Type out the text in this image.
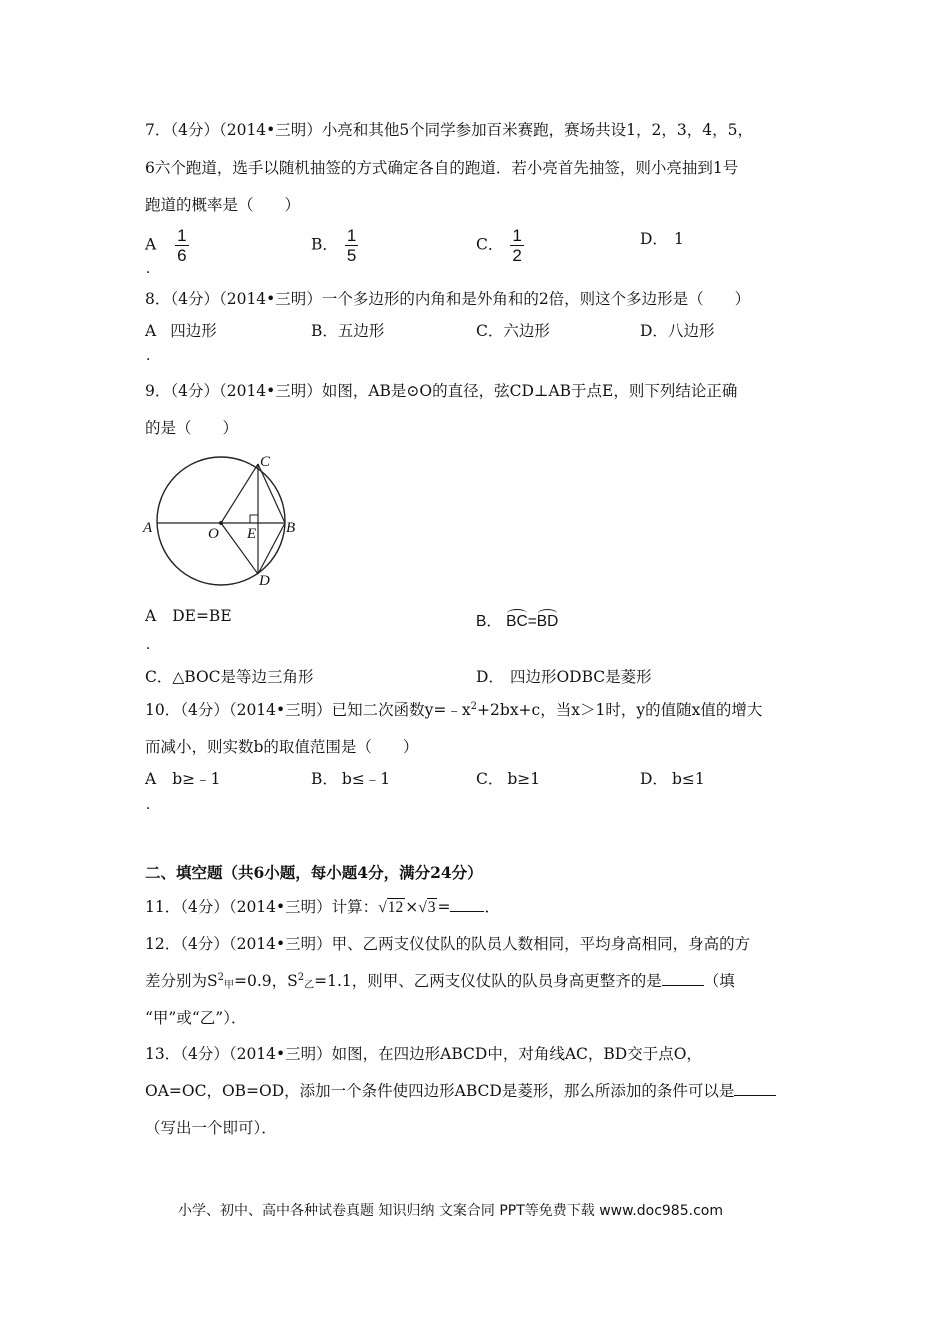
7．（4分）（2014•三明）小亮和其他5个同学参加百米赛跑，赛场共设1，2，3，4，5，
6六个跑道，选手以随机抽签的方式确定各自的跑道．若小亮首先抽签，则小亮抽到1号
跑道的概率是（　　）
A $\frac{1}{6}$
．
B． $\frac{1}{5}$	C． $\frac{1}{2}$	D． 1
8．（4分）（2014•三明）一个多边形的内角和是外角和的2倍，则这个多边形是（　　）
A 四边形
．
B．五边形	C．六边形	D．八边形
9．（4分）（2014•三明）如图，AB是⊙O的直径，弦CD⊥AB于点E，则下列结论正确
的是（　　）
A	B
C
D
O E
A DE=BE
．
B． BC=BD
C．△BOC是等边三角形	D． 四边形ODBC是菱形
10．（4分）（2014•三明）已知二次函数$y=﹣x^2+2bx+c$，当x＞1时，y的值随x值的增大
而减小，则实数b的取值范围是（　　）
A b≥﹣1
．
B． b≤﹣1	C． b≥1	D． b≤1
二、填空题（共6小题，每小题4分，满分24分）
11．（4分）（2014•三明）计算：√12 ×√3 = ．
12．（4分）（2014•三明）甲、乙两支仪仗队的队员人数相同，平均身高相同，身高的方
差分别为$S^2_甲=0.9$，$S^2_乙=1.1$，则甲、乙两支仪仗队的队员身高更整齐的是	（填
“甲”或“乙”）．
13．（4分）（2014•三明）如图，在四边形ABCD中，对角线AC，BD交于点O，
OA=OC，OB=OD，添加一个条件使四边形ABCD是菱形，那么所添加的条件可以是
（写出一个即可）．
小学、初中、高中各种试卷真题 知识归纳 文案合同 PPT等免费下载 www.doc985.com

***

Every line above should be returned word for word, with the pictures left behind.

Type out the text in this image.
7．（4分）（2014•三明）小亮和其他5个同学参加百米赛跑，赛场共设1，2，3，4，5，
6六个跑道，选手以随机抽签的方式确定各自的跑道．若小亮首先抽签，则小亮抽到1号
跑道的概率是（　　）
A $\frac{1}{6}$
．
B． $\frac{1}{5}$	C． $\frac{1}{2}$	D． 1
8．（4分）（2014•三明）一个多边形的内角和是外角和的2倍，则这个多边形是（　　）
A 四边形
．
B．五边形	C．六边形	D．八边形
9．（4分）（2014•三明）如图，AB是⊙O的直径，弦CD⊥AB于点E，则下列结论正确
的是（　　）
A	B
C
D
O E
A DE=BE
．
B． BC=BD
C．△BOC是等边三角形	D． 四边形ODBC是菱形
10．（4分）（2014•三明）已知二次函数$y=﹣x^2+2bx+c$，当x＞1时，y的值随x值的增大
而减小，则实数b的取值范围是（　　）
A b≥﹣1
．
B． b≤﹣1	C． b≥1	D． b≤1
二、填空题（共6小题，每小题4分，满分24分）
11．（4分）（2014•三明）计算：√12 ×√3 = ．
12．（4分）（2014•三明）甲、乙两支仪仗队的队员人数相同，平均身高相同，身高的方
差分别为$S^2_甲=0.9$，$S^2_乙=1.1$，则甲、乙两支仪仗队的队员身高更整齐的是	（填
“甲”或“乙”）．
13．（4分）（2014•三明）如图，在四边形ABCD中，对角线AC，BD交于点O，
OA=OC，OB=OD，添加一个条件使四边形ABCD是菱形，那么所添加的条件可以是
（写出一个即可）．
小学、初中、高中各种试卷真题 知识归纳 文案合同 PPT等免费下载 www.doc985.com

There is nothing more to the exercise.